→ **WHAT IS BEING ASKED**:
Every line below must be reproduced exactly. Copy them all.

→ **Records from a data source**:
* * *
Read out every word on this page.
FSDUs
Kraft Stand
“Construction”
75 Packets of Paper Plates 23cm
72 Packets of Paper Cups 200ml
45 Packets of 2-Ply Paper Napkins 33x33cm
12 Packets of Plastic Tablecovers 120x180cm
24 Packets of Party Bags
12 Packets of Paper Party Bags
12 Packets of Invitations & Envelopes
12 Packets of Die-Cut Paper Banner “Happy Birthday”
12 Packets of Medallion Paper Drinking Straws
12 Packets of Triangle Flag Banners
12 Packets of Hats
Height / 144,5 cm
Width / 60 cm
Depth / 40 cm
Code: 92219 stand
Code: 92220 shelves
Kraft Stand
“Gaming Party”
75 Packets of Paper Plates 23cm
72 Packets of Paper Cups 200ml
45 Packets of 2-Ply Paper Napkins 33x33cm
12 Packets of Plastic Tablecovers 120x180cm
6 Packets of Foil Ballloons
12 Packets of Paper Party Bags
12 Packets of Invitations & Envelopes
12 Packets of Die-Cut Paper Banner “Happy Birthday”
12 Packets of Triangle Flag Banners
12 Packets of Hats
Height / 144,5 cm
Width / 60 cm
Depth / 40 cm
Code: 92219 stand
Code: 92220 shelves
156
* * *
→ **WRITTEN ANSWER**:
Read out every word on this page.
FSDUs
Kraft Stand
“Construction”
75 Packets of Paper Plates 23cm
72 Packets of Paper Cups 200ml
45 Packets of 2-Ply Paper Napkins 33x33cm
12 Packets of Plastic Tablecovers 120x180cm
24 Packets of Party Bags
12 Packets of Paper Party Bags
12 Packets of Invitations & Envelopes
12 Packets of Die-Cut Paper Banner “Happy Birthday”
12 Packets of Medallion Paper Drinking Straws
12 Packets of Triangle Flag Banners
12 Packets of Hats
Height / 144,5 cm
Width / 60 cm
Depth / 40 cm
Code: 92219 stand
Code: 92220 shelves
Kraft Stand
“Gaming Party”
75 Packets of Paper Plates 23cm
72 Packets of Paper Cups 200ml
45 Packets of 2-Ply Paper Napkins 33x33cm
12 Packets of Plastic Tablecovers 120x180cm
6 Packets of Foil Ballloons
12 Packets of Paper Party Bags
12 Packets of Invitations & Envelopes
12 Packets of Die-Cut Paper Banner “Happy Birthday”
12 Packets of Triangle Flag Banners
12 Packets of Hats
Height / 144,5 cm
Width / 60 cm
Depth / 40 cm
Code: 92219 stand
Code: 92220 shelves
156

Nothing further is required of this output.